- **Given task**
Starting with the line with "label-kotiledon-1: kotiledon —" and going on through the line with "figure-label: (a) — [44, 849, 71, 875]", give those lines again with "diagram-frame" swapped for "diagram-border" and nothing else changed.

____ Items

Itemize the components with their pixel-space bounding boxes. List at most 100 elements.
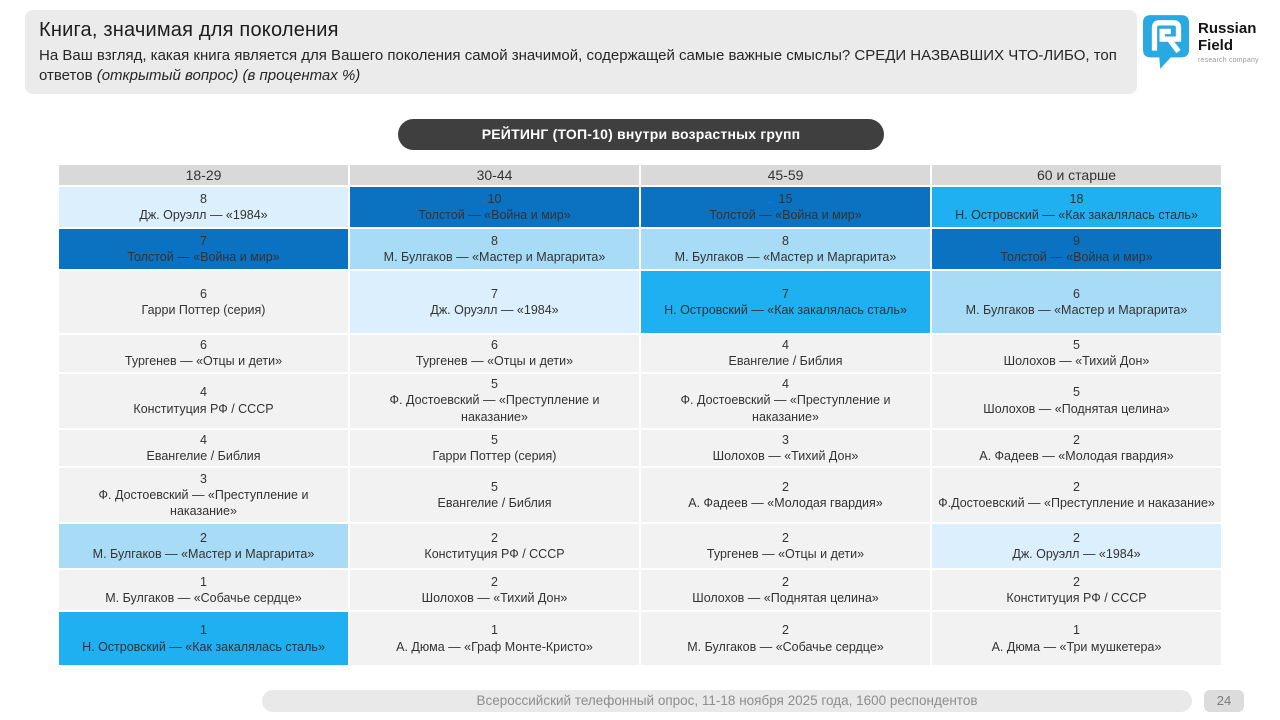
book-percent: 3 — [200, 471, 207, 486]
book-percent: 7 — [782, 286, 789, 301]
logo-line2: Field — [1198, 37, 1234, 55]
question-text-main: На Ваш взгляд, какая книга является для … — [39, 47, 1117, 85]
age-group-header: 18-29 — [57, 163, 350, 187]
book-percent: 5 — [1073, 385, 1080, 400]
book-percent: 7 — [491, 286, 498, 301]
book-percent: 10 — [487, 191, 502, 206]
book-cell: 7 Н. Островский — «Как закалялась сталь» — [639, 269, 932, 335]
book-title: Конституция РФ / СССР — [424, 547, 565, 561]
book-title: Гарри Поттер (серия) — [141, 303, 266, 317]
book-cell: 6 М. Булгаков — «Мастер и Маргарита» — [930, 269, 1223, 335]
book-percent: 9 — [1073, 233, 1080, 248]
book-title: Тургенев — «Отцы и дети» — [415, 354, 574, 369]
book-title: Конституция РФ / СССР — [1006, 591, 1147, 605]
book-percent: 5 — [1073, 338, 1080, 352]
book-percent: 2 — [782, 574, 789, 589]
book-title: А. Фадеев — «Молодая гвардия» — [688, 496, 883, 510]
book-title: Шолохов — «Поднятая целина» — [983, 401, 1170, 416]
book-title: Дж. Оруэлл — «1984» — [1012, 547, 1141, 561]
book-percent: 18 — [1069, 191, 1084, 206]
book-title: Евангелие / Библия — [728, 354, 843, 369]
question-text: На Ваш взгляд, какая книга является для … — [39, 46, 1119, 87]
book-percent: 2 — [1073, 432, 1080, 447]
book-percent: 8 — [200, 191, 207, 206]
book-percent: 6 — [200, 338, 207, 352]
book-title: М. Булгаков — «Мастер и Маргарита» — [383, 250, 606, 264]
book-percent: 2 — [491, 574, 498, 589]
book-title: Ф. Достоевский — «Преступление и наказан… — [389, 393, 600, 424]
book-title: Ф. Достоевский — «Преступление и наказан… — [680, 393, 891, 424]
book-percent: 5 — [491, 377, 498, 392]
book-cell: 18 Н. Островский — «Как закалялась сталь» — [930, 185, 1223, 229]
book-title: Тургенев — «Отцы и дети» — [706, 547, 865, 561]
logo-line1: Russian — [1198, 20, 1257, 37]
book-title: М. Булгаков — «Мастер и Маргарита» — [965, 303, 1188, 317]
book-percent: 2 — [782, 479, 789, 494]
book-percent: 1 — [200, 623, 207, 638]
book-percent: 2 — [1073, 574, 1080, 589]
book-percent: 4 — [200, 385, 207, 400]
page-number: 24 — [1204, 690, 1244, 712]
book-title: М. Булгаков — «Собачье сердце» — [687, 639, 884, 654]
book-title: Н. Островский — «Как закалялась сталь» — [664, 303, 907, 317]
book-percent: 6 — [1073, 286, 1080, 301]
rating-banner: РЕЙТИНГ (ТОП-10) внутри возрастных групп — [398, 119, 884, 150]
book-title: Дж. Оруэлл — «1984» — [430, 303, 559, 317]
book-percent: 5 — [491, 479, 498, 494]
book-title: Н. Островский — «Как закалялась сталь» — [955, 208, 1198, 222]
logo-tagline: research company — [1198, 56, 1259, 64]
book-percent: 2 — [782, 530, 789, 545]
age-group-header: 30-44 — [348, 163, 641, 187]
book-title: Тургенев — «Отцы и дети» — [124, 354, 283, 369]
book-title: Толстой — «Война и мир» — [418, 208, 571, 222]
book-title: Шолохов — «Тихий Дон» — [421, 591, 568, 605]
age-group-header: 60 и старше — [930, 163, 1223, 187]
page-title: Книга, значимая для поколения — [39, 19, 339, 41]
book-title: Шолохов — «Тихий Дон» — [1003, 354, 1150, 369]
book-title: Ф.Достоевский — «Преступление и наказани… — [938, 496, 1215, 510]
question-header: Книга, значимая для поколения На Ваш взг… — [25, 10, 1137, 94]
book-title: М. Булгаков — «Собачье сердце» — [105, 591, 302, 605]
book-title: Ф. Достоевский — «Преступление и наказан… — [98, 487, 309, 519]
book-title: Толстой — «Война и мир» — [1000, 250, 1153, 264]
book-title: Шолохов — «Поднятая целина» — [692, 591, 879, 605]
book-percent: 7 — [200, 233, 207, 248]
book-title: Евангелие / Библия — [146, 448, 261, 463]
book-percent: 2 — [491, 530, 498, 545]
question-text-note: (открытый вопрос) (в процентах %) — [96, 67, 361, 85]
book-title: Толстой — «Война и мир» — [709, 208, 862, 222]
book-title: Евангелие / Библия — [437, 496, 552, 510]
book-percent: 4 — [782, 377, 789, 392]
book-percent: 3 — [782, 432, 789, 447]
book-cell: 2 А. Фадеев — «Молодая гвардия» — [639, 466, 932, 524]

________
____ Items

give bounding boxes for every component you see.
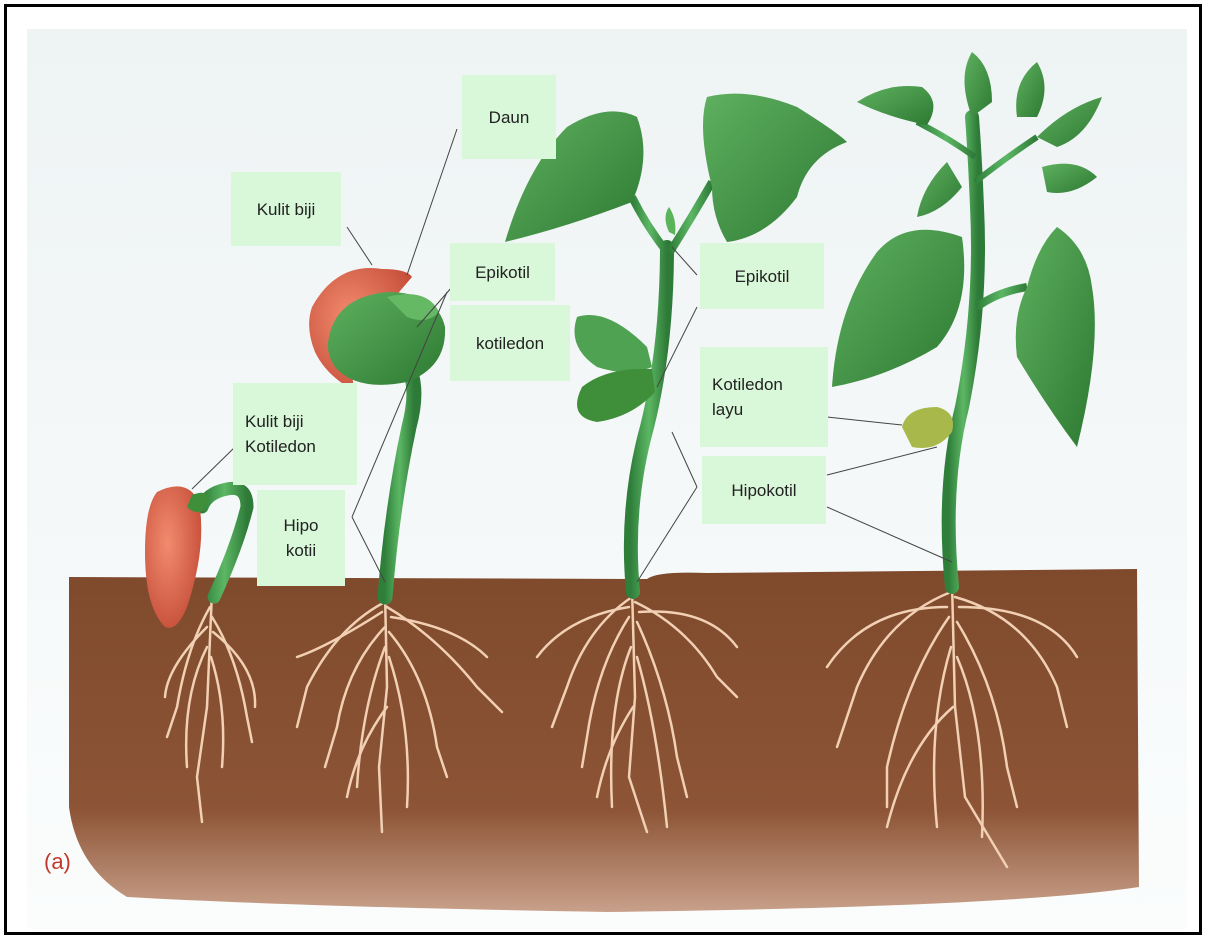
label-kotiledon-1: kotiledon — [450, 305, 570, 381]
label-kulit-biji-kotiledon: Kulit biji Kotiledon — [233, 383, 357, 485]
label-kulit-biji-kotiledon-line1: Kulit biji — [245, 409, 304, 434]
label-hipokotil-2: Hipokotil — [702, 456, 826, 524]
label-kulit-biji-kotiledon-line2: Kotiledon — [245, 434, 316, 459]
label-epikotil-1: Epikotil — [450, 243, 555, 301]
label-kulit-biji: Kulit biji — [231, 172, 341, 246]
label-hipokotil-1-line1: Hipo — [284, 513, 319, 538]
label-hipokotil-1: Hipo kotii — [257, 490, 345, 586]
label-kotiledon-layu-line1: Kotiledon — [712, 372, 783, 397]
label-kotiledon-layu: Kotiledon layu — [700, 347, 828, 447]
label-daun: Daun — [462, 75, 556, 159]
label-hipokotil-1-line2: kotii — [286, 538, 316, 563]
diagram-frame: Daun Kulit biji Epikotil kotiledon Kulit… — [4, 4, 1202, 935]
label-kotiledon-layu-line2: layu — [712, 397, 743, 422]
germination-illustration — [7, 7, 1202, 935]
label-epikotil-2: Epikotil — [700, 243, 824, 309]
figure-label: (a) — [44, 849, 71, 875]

________

- **The answer**
label-kotiledon-1: kotiledon — [450, 305, 570, 381]
label-kulit-biji-kotiledon: Kulit biji Kotiledon — [233, 383, 357, 485]
label-kulit-biji-kotiledon-line1: Kulit biji — [245, 409, 304, 434]
label-hipokotil-2: Hipokotil — [702, 456, 826, 524]
label-kulit-biji-kotiledon-line2: Kotiledon — [245, 434, 316, 459]
label-epikotil-1: Epikotil — [450, 243, 555, 301]
label-kulit-biji: Kulit biji — [231, 172, 341, 246]
label-hipokotil-1-line1: Hipo — [284, 513, 319, 538]
label-hipokotil-1: Hipo kotii — [257, 490, 345, 586]
label-kotiledon-layu-line1: Kotiledon — [712, 372, 783, 397]
label-kotiledon-layu: Kotiledon layu — [700, 347, 828, 447]
label-daun: Daun — [462, 75, 556, 159]
label-hipokotil-1-line2: kotii — [286, 538, 316, 563]
diagram-border: Daun Kulit biji Epikotil kotiledon Kulit… — [4, 4, 1202, 935]
label-kotiledon-layu-line2: layu — [712, 397, 743, 422]
germination-illustration — [7, 7, 1202, 935]
label-epikotil-2: Epikotil — [700, 243, 824, 309]
figure-label: (a) — [44, 849, 71, 875]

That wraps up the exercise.